▸ **Set task**
Copy out the whole listing exactly as written, leaving the pictures behind.

Figure data in JSON
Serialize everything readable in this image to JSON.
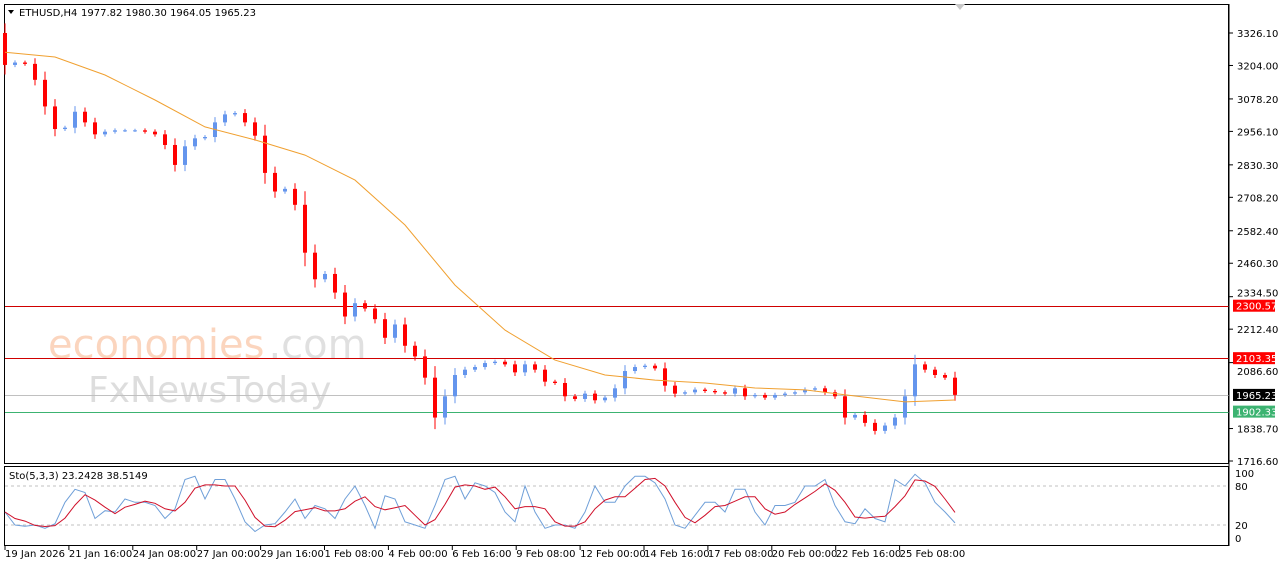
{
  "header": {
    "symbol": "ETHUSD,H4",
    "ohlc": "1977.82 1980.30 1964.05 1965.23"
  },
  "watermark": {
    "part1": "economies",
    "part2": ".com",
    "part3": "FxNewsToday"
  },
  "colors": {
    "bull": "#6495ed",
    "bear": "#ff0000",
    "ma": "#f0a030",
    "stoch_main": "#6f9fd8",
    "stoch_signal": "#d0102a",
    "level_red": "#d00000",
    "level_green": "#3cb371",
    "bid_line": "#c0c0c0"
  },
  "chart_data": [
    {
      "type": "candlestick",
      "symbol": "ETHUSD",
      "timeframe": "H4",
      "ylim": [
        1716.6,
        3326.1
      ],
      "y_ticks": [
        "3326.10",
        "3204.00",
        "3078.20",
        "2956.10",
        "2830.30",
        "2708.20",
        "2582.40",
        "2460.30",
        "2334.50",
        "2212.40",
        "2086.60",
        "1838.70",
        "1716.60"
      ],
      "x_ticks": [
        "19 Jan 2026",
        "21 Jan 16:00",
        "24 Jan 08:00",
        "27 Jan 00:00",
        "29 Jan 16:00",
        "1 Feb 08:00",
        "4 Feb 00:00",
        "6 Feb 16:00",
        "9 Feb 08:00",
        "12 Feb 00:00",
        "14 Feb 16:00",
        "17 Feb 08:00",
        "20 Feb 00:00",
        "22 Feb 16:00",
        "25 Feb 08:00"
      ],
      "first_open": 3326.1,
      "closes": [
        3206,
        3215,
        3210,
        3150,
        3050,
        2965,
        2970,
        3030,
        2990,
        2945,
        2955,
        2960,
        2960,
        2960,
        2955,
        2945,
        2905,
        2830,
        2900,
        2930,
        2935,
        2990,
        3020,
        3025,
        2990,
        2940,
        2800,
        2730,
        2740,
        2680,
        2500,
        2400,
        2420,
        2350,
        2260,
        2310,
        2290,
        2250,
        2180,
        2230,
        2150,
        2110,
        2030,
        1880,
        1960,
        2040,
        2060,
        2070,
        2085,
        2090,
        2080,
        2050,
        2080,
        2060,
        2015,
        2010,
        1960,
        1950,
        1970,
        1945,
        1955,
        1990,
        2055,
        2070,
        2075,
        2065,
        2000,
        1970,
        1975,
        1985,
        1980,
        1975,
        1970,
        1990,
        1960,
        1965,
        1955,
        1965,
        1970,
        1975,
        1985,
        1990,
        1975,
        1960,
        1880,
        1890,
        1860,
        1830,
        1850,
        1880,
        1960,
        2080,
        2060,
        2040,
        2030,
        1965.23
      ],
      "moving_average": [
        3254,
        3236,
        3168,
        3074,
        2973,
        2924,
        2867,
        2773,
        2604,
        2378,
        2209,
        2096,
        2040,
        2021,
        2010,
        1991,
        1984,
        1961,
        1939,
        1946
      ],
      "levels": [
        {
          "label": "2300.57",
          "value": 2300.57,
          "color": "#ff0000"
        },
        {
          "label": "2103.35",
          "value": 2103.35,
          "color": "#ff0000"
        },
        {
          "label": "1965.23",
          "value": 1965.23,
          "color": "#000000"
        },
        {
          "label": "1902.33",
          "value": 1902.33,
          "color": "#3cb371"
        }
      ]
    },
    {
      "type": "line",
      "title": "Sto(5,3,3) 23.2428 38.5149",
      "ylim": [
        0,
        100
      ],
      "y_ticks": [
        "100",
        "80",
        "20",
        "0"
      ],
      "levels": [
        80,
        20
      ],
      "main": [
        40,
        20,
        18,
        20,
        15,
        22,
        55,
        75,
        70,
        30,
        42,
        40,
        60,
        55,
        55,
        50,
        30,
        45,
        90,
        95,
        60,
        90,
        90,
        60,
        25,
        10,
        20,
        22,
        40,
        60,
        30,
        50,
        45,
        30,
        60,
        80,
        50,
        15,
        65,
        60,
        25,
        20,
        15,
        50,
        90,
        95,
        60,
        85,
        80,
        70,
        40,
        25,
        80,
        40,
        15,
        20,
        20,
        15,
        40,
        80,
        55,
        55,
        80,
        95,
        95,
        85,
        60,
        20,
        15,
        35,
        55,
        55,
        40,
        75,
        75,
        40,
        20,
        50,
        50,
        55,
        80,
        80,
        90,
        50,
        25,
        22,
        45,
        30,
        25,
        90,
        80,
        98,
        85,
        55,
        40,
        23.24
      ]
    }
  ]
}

▸ **Written solution**
Serialize everything readable in this image to JSON.
{
  "header": {
    "symbol": "ETHUSD,H4",
    "ohlc": "1977.82 1980.30 1964.05 1965.23"
  },
  "watermark": {
    "part1": "economies",
    "part2": ".com",
    "part3": "FxNewsToday"
  },
  "colors": {
    "bull": "#6495ed",
    "bear": "#ff0000",
    "ma": "#f0a030",
    "stoch_main": "#6f9fd8",
    "stoch_signal": "#d0102a",
    "level_red": "#d00000",
    "level_green": "#3cb371",
    "bid_line": "#c0c0c0"
  },
  "chart_data": [
    {
      "type": "candlestick",
      "symbol": "ETHUSD",
      "timeframe": "H4",
      "ylim": [
        1716.6,
        3326.1
      ],
      "y_ticks": [
        "3326.10",
        "3204.00",
        "3078.20",
        "2956.10",
        "2830.30",
        "2708.20",
        "2582.40",
        "2460.30",
        "2334.50",
        "2212.40",
        "2086.60",
        "1838.70",
        "1716.60"
      ],
      "x_ticks": [
        "19 Jan 2026",
        "21 Jan 16:00",
        "24 Jan 08:00",
        "27 Jan 00:00",
        "29 Jan 16:00",
        "1 Feb 08:00",
        "4 Feb 00:00",
        "6 Feb 16:00",
        "9 Feb 08:00",
        "12 Feb 00:00",
        "14 Feb 16:00",
        "17 Feb 08:00",
        "20 Feb 00:00",
        "22 Feb 16:00",
        "25 Feb 08:00"
      ],
      "first_open": 3326.1,
      "closes": [
        3206,
        3215,
        3210,
        3150,
        3050,
        2965,
        2970,
        3030,
        2990,
        2945,
        2955,
        2960,
        2960,
        2960,
        2955,
        2945,
        2905,
        2830,
        2900,
        2930,
        2935,
        2990,
        3020,
        3025,
        2990,
        2940,
        2800,
        2730,
        2740,
        2680,
        2500,
        2400,
        2420,
        2350,
        2260,
        2310,
        2290,
        2250,
        2180,
        2230,
        2150,
        2110,
        2030,
        1880,
        1960,
        2040,
        2060,
        2070,
        2085,
        2090,
        2080,
        2050,
        2080,
        2060,
        2015,
        2010,
        1960,
        1950,
        1970,
        1945,
        1955,
        1990,
        2055,
        2070,
        2075,
        2065,
        2000,
        1970,
        1975,
        1985,
        1980,
        1975,
        1970,
        1990,
        1960,
        1965,
        1955,
        1965,
        1970,
        1975,
        1985,
        1990,
        1975,
        1960,
        1880,
        1890,
        1860,
        1830,
        1850,
        1880,
        1960,
        2080,
        2060,
        2040,
        2030,
        1965.23
      ],
      "moving_average": [
        3254,
        3236,
        3168,
        3074,
        2973,
        2924,
        2867,
        2773,
        2604,
        2378,
        2209,
        2096,
        2040,
        2021,
        2010,
        1991,
        1984,
        1961,
        1939,
        1946
      ],
      "levels": [
        {
          "label": "2300.57",
          "value": 2300.57,
          "color": "#ff0000"
        },
        {
          "label": "2103.35",
          "value": 2103.35,
          "color": "#ff0000"
        },
        {
          "label": "1965.23",
          "value": 1965.23,
          "color": "#000000"
        },
        {
          "label": "1902.33",
          "value": 1902.33,
          "color": "#3cb371"
        }
      ]
    },
    {
      "type": "line",
      "title": "Sto(5,3,3) 23.2428 38.5149",
      "ylim": [
        0,
        100
      ],
      "y_ticks": [
        "100",
        "80",
        "20",
        "0"
      ],
      "levels": [
        80,
        20
      ],
      "main": [
        40,
        20,
        18,
        20,
        15,
        22,
        55,
        75,
        70,
        30,
        42,
        40,
        60,
        55,
        55,
        50,
        30,
        45,
        90,
        95,
        60,
        90,
        90,
        60,
        25,
        10,
        20,
        22,
        40,
        60,
        30,
        50,
        45,
        30,
        60,
        80,
        50,
        15,
        65,
        60,
        25,
        20,
        15,
        50,
        90,
        95,
        60,
        85,
        80,
        70,
        40,
        25,
        80,
        40,
        15,
        20,
        20,
        15,
        40,
        80,
        55,
        55,
        80,
        95,
        95,
        85,
        60,
        20,
        15,
        35,
        55,
        55,
        40,
        75,
        75,
        40,
        20,
        50,
        50,
        55,
        80,
        80,
        90,
        50,
        25,
        22,
        45,
        30,
        25,
        90,
        80,
        98,
        85,
        55,
        40,
        23.24
      ]
    }
  ]
}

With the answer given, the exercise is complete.